Stated task> Could you write out the records below exactly as they appear, leaving out any pictures?

Data lines>
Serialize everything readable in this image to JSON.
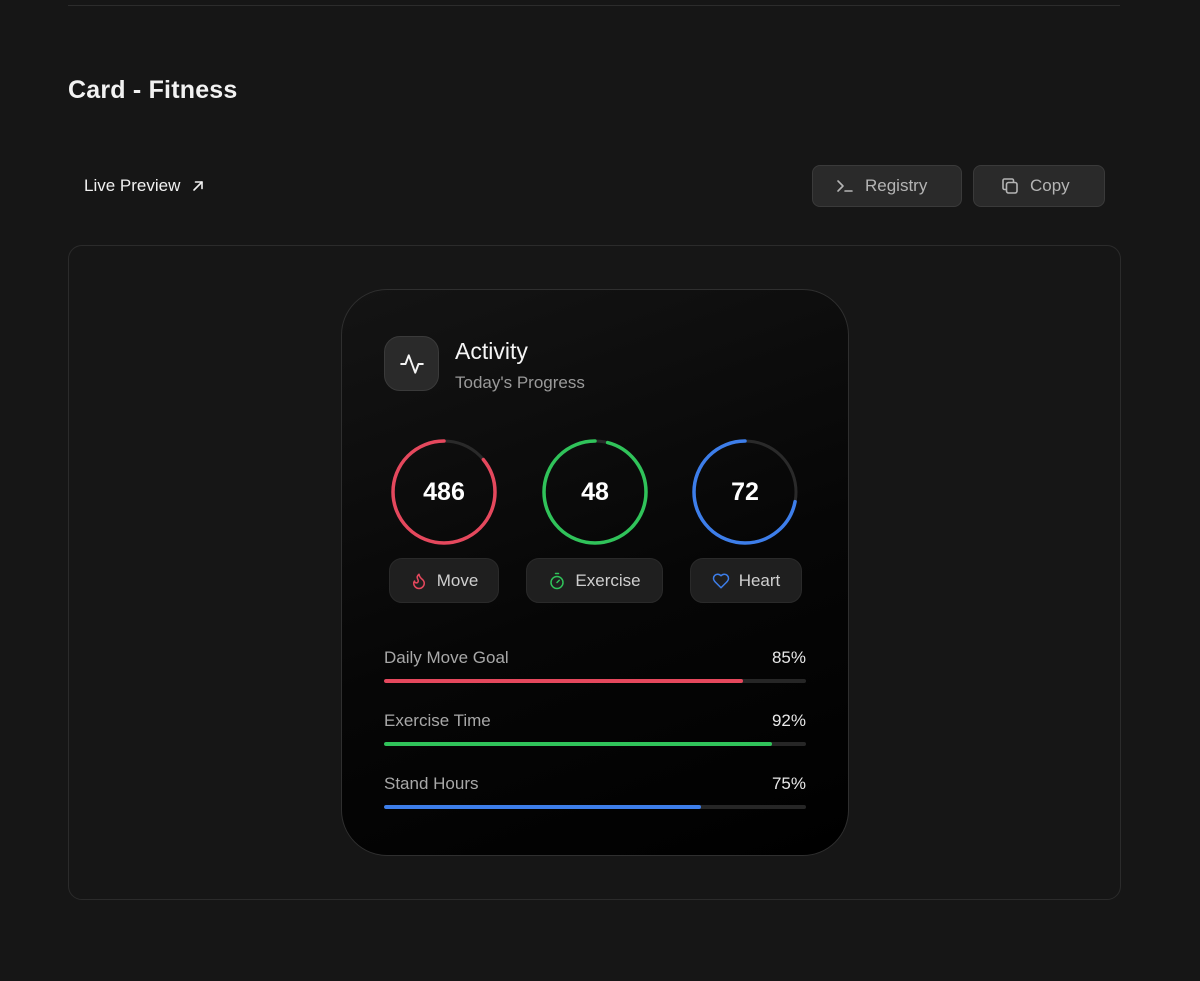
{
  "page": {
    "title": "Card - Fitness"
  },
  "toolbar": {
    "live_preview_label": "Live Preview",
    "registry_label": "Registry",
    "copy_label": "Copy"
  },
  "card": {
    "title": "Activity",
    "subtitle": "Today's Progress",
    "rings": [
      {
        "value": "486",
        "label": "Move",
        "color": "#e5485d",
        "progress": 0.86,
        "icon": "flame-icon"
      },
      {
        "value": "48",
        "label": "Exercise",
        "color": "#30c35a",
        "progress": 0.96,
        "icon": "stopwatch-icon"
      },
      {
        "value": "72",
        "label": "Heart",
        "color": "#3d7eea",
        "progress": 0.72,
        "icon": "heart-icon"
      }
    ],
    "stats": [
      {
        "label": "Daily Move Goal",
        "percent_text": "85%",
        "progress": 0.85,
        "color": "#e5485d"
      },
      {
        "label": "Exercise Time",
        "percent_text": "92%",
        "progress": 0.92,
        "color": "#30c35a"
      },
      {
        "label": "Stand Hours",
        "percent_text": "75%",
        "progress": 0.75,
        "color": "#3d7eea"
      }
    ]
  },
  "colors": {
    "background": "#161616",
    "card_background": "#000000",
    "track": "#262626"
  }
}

Correct result>
Serialize everything readable in this image to JSON.
{
  "page": {
    "title": "Card - Fitness"
  },
  "toolbar": {
    "live_preview_label": "Live Preview",
    "registry_label": "Registry",
    "copy_label": "Copy"
  },
  "card": {
    "title": "Activity",
    "subtitle": "Today's Progress",
    "rings": [
      {
        "value": "486",
        "label": "Move",
        "color": "#e5485d",
        "progress": 0.86,
        "icon": "flame-icon"
      },
      {
        "value": "48",
        "label": "Exercise",
        "color": "#30c35a",
        "progress": 0.96,
        "icon": "stopwatch-icon"
      },
      {
        "value": "72",
        "label": "Heart",
        "color": "#3d7eea",
        "progress": 0.72,
        "icon": "heart-icon"
      }
    ],
    "stats": [
      {
        "label": "Daily Move Goal",
        "percent_text": "85%",
        "progress": 0.85,
        "color": "#e5485d"
      },
      {
        "label": "Exercise Time",
        "percent_text": "92%",
        "progress": 0.92,
        "color": "#30c35a"
      },
      {
        "label": "Stand Hours",
        "percent_text": "75%",
        "progress": 0.75,
        "color": "#3d7eea"
      }
    ]
  },
  "colors": {
    "background": "#161616",
    "card_background": "#000000",
    "track": "#262626"
  }
}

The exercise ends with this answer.